## start Excerpted text

Among our English poets there were none, perhaps, more perfect in tragedy than Lee; he would have done better, however, had he not favoured the impetuosity of his genius, but rather had restrained it. His thoughts were specially adapted to tragedy, but were so obscured in a cloud of words, that it required some ingenuity to trace the line of beauty in them - there was an undeniable fire of eloquence, but it was completely hidden by its smoke. Although he shone in passionate parts, his forte lay in epithets and metaphors, with which his writings abound. The following line in Statira's speech, where she describes the charms of Alexander's conversation, combines a three-fold trait of being natural, softened, and passionate:
"Then he would talk: good Gods! how he would talk!"
The broken phrase, so to speak, in this line, changing the description of his manner of talking into an admiration of it, is indeed beautiful, and peculiarly suited to the character of the person that speaks it, the simplicity of the words softening any pride of expression.
Otway followed nature in the language of his tragedy, shining in the passionate parts, perhaps, more than any other English poet matters domestic and familiar giving place to the unreal and farfetched. It has been said that while he was undoubtedly beautiful in the more pathetic parts, he fell into the error of a too great familiarity of phrases, which, according to Aristotle, would have been exalted by dignity of expression. His tragedy of "Venice Preserved" was considered to have lost its charm from the fact that the chief characters were rebels and traitors. Had the hero of this play discovered the same incentives for the defence of his country as actuated him for its ruin and subversion, the audience would have sympathised with and admired the character: but as he was represented, it could only be said of him as the Roman historian said of Catiline; "his fall would have been glorious had he so fallen in the service of his country" - (si pro patria sic concidisset).

## end Excerpted text

Condense the paragraph of the excerpt that begins "Among our English poets" into a short bulleted list that keeps its main points.

## start Entries shown

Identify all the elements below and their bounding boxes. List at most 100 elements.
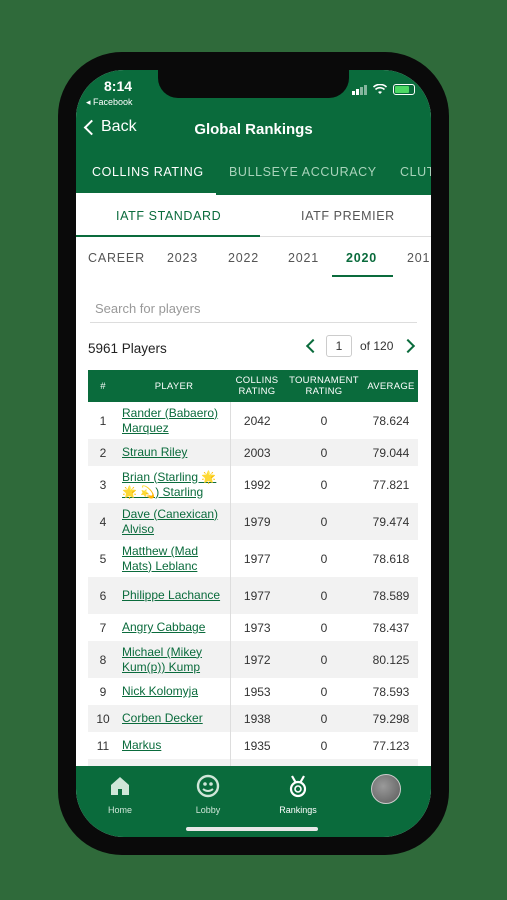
page-total: of 120 (360, 339, 394, 353)
collins-rating-cell: 1953 (229, 678, 284, 705)
tournament-rating-cell: 0 (320, 477, 328, 492)
tournament-rating-cell: 0 (320, 514, 328, 529)
header-tournament-rating[interactable]: TOURNAMENT RATING (284, 370, 364, 402)
tournament-rating-cell: 0 (320, 413, 328, 428)
rank-cell (88, 759, 118, 766)
page-number-input[interactable]: 1 (326, 335, 352, 357)
player-link[interactable]: Rander (Babaero) Marquez (118, 402, 230, 439)
player-link[interactable]: Matthew (Mad Mats) Leblanc (118, 540, 230, 577)
table-row[interactable]: 6 Philippe Lachance 1977 0 78.589 (88, 577, 418, 614)
tab-home-label: Home (107, 805, 132, 815)
player-link[interactable]: Markus (118, 732, 230, 759)
header-collins-rating[interactable]: COLLINS RATING (230, 370, 284, 402)
average-cell: 77.821 (372, 477, 410, 492)
average-cell: 78.589 (372, 588, 410, 603)
tab-clutch[interactable]: CLUT (400, 165, 431, 179)
tab-career[interactable]: CAREER (88, 251, 145, 265)
header-average[interactable]: AVERAGE (364, 370, 418, 402)
table-row[interactable]: 2 Straun Riley 2003 0 79.044 (88, 439, 418, 466)
rank-cell: 1 (99, 413, 107, 428)
collins-rating-cell: 1938 (229, 705, 284, 732)
tab-rankings[interactable]: Rankings (254, 766, 342, 818)
rank-cell: 4 (99, 514, 107, 529)
tab-home[interactable]: Home (76, 766, 164, 818)
table-row[interactable]: 9 Nick Kolomyja 1953 0 78.593 (88, 678, 418, 705)
table-row[interactable]: 4 Dave (Canexican) Alviso 1979 0 79.474 (88, 503, 418, 540)
year-tabs: CAREER 2023 2022 2021 2020 201 (76, 237, 431, 279)
tab-2021[interactable]: 2021 (288, 251, 319, 265)
tab-iatf-standard[interactable]: IATF STANDARD (116, 209, 221, 223)
table-row[interactable]: 5 Matthew (Mad Mats) Leblanc 1977 0 78.618 (88, 540, 418, 577)
header-player[interactable]: PLAYER (118, 370, 230, 402)
tab-iatf-premier[interactable]: IATF PREMIER (301, 209, 395, 223)
rankings-medal-icon (289, 775, 307, 798)
average-cell: 78.593 (372, 684, 410, 699)
chevron-right-icon[interactable] (401, 338, 416, 354)
rankings-table: # PLAYER COLLINS RATING TOURNAMENT RATIN… (88, 370, 418, 766)
tab-2022[interactable]: 2022 (228, 251, 259, 265)
rank-cell: 9 (99, 684, 107, 699)
signal-icon (352, 84, 367, 95)
average-cell: 79.298 (372, 711, 410, 726)
average-cell: 78.618 (372, 551, 410, 566)
home-icon (111, 777, 129, 795)
collins-rating-cell: 1935 (229, 732, 284, 759)
status-icons (352, 84, 415, 95)
home-indicator[interactable] (186, 827, 318, 831)
table-row[interactable]: 8 Michael (Mikey Kum(p)) Kump 1972 0 80.125 (88, 641, 418, 678)
player-link[interactable]: Corben Decker (118, 705, 230, 732)
player-link[interactable]: Brian (Starling 🌟 🌟 💫) Starling (118, 466, 230, 503)
player-link[interactable]: Michael (Mikey Kum(p)) Kump (118, 641, 230, 678)
player-count: 5961 Players (88, 341, 167, 356)
metric-tabs: COLLINS RATING BULLSEYE ACCURACY CLUT (76, 158, 431, 195)
average-cell: 78.624 (372, 413, 410, 428)
player-link[interactable]: Dave (Canexican) Alviso (118, 503, 230, 540)
tab-rankings-label: Rankings (279, 805, 317, 815)
table-row[interactable]: 3 Brian (Starling 🌟 🌟 💫) Starling 1992 0 77.… (88, 466, 418, 503)
collins-rating-cell: 1992 (229, 466, 284, 503)
collins-rating-cell: 1973 (229, 614, 284, 641)
rank-cell: 6 (99, 588, 107, 603)
table-body: 1 Rander (Babaero) Marquez 2042 0 78.624 2 Str… (88, 402, 418, 766)
tournament-rating-cell: 0 (320, 711, 328, 726)
tab-collins-rating[interactable]: COLLINS RATING (92, 165, 204, 179)
status-back-to-app[interactable]: ◂ Facebook (86, 97, 133, 108)
collins-rating-cell (229, 759, 284, 766)
player-link[interactable]: Straun Riley (118, 439, 230, 466)
rank-cell: 8 (99, 652, 107, 667)
player-link[interactable]: Philippe Lachance (118, 577, 230, 614)
tournament-rating-cell: 0 (320, 588, 328, 603)
average-cell: 79.044 (372, 445, 410, 460)
tab-lobby[interactable]: Lobby (164, 766, 252, 818)
status-time: 8:14 (104, 78, 133, 94)
collins-rating-cell: 2003 (229, 439, 284, 466)
tab-2023[interactable]: 2023 (167, 251, 198, 265)
tab-lobby-label: Lobby (195, 805, 221, 815)
search-input[interactable] (90, 295, 417, 323)
lobby-icon (196, 774, 220, 798)
header-rank[interactable]: # (88, 370, 118, 402)
collins-rating-cell: 1979 (229, 503, 284, 540)
tournament-rating-cell: 0 (320, 551, 328, 566)
tab-2019[interactable]: 201 (407, 251, 430, 265)
table-row[interactable]: 7 Angry Cabbage 1973 0 78.437 (88, 614, 418, 641)
player-link[interactable]: Will (Ugly Gritt (118, 759, 230, 766)
tab-2020[interactable]: 2020 (346, 251, 377, 265)
tournament-rating-cell (284, 759, 364, 766)
collins-rating-cell: 1977 (229, 540, 284, 577)
chevron-left-icon[interactable] (305, 338, 321, 354)
table-row[interactable]: Will (Ugly Gritt (88, 759, 418, 766)
rank-cell: 7 (99, 620, 107, 635)
table-row[interactable]: 10 Corben Decker 1938 0 79.298 (88, 705, 418, 732)
table-row[interactable]: 1 Rander (Babaero) Marquez 2042 0 78.624 (88, 402, 418, 439)
table-row[interactable]: 11 Markus 1935 0 77.123 (88, 732, 418, 759)
player-link[interactable]: Angry Cabbage (118, 614, 230, 641)
rank-cell: 11 (96, 738, 110, 753)
profile-avatar[interactable] (371, 774, 401, 804)
collins-rating-cell: 1972 (229, 641, 284, 678)
player-link[interactable]: Nick Kolomyja (118, 678, 230, 705)
app-screen: 8:14 ◂ Facebook Back Global Rankings COL… (76, 70, 431, 837)
year-tab-indicator (332, 275, 393, 277)
page-title: Global Rankings (194, 121, 313, 138)
tab-bullseye-accuracy[interactable]: BULLSEYE ACCURACY (229, 165, 377, 179)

## end Entries shown

Solution for this problem:
- Lee was perhaps the most perfect English poet in tragedy, but he would have done better to restrain the impetuosity of his genius rather than favor it.
- His thoughts suited tragedy but were obscured in a cloud of words, so finding their beauty took ingenuity. His eloquence had fire, but its smoke hid it.
- He shone in passionate parts, yet his forte lay in epithets and metaphors, which abound in his writings.
- A line in Statira's speech, describing the charms of Alexander's conversation, is natural, softened, and passionate at once.